:: Фрагмент текста ::
Человек, который назывался де Бевиль и был адъютантом Бонапарта, прошел вместе с управляющим в большой уединенный кабинет, расположенный во втором этаже и выходящий в сад; там он вручил директору привезенные им документы: декрет о роспуске Собрания, воззвание к армии, воззвание к народу, декрет о созыве избирателей; кроме того, прокламацию префекта Мопа и его письмо полицейским комиссарам. Первые четыре документа президент писал собственноручно. Кое-где были помарки.
Наборщики ожидали. Возле каждого из них поставили двух жандармов и строжайше запретили разговаривать, затем роздали текст для набора, разрезанный на мелкие полоски так, чтобы никто из наборщиков не мог прочесть целиком ни одной фразы. Директор объявил, что все должно быть напечатано в течение часа. Разрозненные полоски были затем переданы полковнику Бевилю, который соединил их и выправил корректуру. Печатание производилось с такими же предосторожностями, возле каждого печатного станка стояли по два солдата. Как ни торопились, работа все же заняла два часа; жандармы следили за рабочими, Бевиль следил за Сен-Жоржем.
Когда все было кончено, произошло нечто подозрительное, весьма похожее на измену измене. Предатели предавали друг друга. В таких преступлениях это случается нередко. Бевиль и Сен-Жорж, два доверенных лица, в руках которых находилась тайна задуманного переворота, — иными словами, голова президента, — тайна, которую любой ценой нужно было сохранить до назначенного срока, чтобы не сорвать все дело, вздумали тут же посвятить в эту тайну двести человек солдат: «им хотелось проверить, какое это произведет впечатление», — как впоследствии несколько наивно объяснял бывший полковник Бевиль. Они прочли свежеотпечатанные тайные документы выстроенным во дворе солдатам подвижной жандармерии. Бывшие муниципальные гвардейцы ответили приветственными криками. Спрашивается, что стали бы делать эти двое, пытавшиеся проверить, удастся ли переворот, если бы в ответ на чтение раздались свистки? Может быть, Бонапарт очнулся бы от своих грез в Венсенском замке?
Кучера выпустили, фиакр запрягли, и в четыре часа утра адъютант и директор Национальной типографии, отныне два преступника, с кипами декретов прибыли в полицейскую префектуру. Тут они впервые были отмечены позорным клеймом: префект Мопа пожал им руки.
Толпа специально нанятых расклейщиков разошлась по всем направлениям, унося декреты и прокламации.
:::
:: Исходные данные ::
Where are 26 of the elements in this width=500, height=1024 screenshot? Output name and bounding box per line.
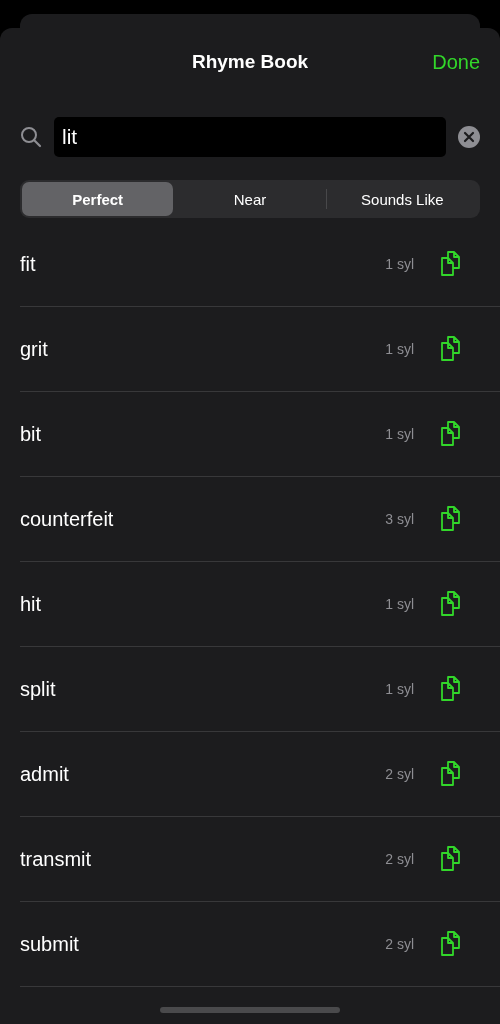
:::
Задания —
1. Ответьте на вопросы по фрагменту о печатании декретов.
(a) Сколько жандармов поставили возле каждого наборщика?
(b) Кому Бевиль и Сен-Жорж прочли свежеотпечатанные тайные документы?
(c) В котором часу адъютант и директор Национальной типографии прибыли в полицейскую префектуру?
2. Продолжите фрагмент о печатании декретов, начав сразу после его последней фразы.

Ответы —
1.
(a) Двух.
(b) Выстроенным во дворе солдатам подвижной жандармерии.
(c) В четыре часа утра.

2.
В этот же час войска окружили дворец Национального собрания. Один из его подъездов, бывший подъезд Бурбонского дворца, выходит на Университетскую улицу; здесь начинается аллея, ведущая к дому председателя Собрания. Этот подъезд, так называемый Председательский, по обычаю охранялся часовым. С некоторого времени батальонный адъютант, которого ночью дважды вызывал к себе полковник Эспинас, неподвижно и молча стоял около этого часового. 42-й полк появился на Университетской улице через пять минут после того, как выступил из бараков у Дома инвалидов; за ним на некотором расстоянии следовал 6-й линейный полк, который прошел по Бургундской улице. Полк, как говорит очевидец, двигался словно по комнате тяжело больного. Солдаты подкрались к Председательскому подъезду. Это была настоящая засада, устроенная с целью захватить врасплох закон.
Часовой, видя приближающиеся войска, взял ружье наперевес; в тот момент, когда он хотел крикнуть: «Кто идет?», адъютант батальона схватил его за руку и, как офицер, имеющий право отменять приказы, велел ему пропустить 42-й полк; тут же он приказал оторопевшему привратнику открыть ворота. Ворота повернулись на своих петлях; солдаты рассыпались по аллее; Персиньи вошел и сказал: «Дело сделано».
Войска заняли здание Национального собрания.
На шум шагов прибежал командир батальона Менье.
— Майор, — крикнул ему полковник Эспинас, — я пришел сменить ваш батальон.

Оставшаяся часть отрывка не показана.